:: PROBLEM TO WORK ON ::
Pull every line containing the word "mean" from the records.

[Rows from a figure dataset]
┌────────
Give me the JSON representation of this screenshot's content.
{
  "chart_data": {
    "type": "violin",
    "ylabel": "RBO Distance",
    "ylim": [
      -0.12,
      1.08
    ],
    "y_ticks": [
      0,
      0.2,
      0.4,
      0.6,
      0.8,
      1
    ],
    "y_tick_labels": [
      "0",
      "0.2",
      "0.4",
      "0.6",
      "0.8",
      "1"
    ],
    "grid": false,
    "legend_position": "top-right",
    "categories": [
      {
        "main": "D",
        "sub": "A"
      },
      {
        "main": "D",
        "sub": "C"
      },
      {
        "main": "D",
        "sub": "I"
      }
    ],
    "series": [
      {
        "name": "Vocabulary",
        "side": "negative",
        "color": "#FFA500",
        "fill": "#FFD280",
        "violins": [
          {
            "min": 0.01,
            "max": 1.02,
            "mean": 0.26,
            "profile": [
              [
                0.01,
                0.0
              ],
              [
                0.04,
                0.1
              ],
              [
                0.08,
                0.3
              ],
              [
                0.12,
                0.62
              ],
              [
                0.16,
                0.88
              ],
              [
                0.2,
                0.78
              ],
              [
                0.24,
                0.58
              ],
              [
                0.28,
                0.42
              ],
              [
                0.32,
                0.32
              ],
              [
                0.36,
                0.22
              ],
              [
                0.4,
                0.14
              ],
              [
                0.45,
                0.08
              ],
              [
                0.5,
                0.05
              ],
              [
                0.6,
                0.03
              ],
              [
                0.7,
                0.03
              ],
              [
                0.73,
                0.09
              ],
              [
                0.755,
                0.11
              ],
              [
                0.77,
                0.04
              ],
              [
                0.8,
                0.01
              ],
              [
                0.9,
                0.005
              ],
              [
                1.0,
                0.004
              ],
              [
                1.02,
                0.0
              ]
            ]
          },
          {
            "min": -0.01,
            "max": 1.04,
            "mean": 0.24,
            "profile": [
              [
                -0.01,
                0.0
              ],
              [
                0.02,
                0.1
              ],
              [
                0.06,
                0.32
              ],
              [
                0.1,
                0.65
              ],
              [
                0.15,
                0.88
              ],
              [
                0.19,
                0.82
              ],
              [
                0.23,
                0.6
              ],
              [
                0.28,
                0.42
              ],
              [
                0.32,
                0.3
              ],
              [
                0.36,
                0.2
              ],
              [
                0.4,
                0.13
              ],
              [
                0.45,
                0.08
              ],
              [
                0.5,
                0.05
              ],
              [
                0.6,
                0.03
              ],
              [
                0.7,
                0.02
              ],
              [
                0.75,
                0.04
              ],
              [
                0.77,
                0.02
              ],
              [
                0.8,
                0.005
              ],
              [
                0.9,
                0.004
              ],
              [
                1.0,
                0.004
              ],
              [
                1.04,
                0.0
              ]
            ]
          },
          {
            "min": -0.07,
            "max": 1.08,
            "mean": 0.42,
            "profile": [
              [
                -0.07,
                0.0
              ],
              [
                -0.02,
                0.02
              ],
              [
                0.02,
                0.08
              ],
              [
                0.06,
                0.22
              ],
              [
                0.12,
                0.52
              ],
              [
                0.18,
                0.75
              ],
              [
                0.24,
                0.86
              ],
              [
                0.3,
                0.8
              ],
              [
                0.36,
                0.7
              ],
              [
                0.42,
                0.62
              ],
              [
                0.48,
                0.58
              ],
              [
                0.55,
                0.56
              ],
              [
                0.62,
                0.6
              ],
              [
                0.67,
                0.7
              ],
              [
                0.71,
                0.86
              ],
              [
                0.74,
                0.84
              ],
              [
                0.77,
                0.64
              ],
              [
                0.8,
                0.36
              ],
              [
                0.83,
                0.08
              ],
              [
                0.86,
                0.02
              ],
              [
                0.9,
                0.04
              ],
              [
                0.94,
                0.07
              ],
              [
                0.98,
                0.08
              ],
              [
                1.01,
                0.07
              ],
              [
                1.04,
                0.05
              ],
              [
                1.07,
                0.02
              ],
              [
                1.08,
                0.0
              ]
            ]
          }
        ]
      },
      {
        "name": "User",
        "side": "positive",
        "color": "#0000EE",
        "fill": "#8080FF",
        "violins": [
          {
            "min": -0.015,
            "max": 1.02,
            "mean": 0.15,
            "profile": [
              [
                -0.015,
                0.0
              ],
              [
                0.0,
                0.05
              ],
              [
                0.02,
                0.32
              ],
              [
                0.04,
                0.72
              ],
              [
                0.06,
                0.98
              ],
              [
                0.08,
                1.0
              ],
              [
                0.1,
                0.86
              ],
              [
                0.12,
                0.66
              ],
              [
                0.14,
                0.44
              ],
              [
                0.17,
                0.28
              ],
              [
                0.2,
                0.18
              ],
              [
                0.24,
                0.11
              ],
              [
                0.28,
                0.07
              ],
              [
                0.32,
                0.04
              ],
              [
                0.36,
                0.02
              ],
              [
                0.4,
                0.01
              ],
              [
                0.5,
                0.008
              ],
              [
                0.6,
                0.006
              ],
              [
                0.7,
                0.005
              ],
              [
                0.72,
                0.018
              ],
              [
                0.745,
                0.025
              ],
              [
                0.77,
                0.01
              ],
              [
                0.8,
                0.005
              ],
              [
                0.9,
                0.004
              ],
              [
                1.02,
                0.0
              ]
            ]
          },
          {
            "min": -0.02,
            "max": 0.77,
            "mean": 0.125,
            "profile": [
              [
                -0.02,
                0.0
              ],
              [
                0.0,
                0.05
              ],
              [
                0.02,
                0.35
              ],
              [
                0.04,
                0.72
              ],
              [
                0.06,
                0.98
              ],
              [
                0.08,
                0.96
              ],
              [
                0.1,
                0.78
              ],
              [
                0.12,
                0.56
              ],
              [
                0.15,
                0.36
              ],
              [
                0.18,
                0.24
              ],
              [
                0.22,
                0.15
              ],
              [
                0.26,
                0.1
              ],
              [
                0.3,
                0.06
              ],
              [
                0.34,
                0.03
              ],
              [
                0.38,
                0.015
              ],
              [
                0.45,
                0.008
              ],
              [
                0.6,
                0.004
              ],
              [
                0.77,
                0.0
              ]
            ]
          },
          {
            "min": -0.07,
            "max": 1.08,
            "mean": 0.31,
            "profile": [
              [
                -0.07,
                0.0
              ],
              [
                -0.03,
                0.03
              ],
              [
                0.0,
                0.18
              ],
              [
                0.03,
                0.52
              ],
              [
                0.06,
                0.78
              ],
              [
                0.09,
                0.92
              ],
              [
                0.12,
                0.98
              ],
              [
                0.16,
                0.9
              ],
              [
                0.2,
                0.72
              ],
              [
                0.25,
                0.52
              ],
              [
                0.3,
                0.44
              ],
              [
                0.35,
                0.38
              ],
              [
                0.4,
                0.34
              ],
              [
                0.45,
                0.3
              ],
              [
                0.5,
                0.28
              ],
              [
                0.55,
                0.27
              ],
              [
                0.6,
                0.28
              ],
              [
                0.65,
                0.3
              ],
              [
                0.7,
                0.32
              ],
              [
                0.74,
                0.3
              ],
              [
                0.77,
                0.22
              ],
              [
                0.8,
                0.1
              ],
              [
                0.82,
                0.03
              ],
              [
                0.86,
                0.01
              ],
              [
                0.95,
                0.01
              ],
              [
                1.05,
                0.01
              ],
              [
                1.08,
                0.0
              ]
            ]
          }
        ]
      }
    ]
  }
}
└────────
:: WRITTEN SOLUTION ::
            "mean": 0.26,
            "mean": 0.24,
            "mean": 0.42,
            "mean": 0.15,
            "mean": 0.125,
            "mean": 0.31,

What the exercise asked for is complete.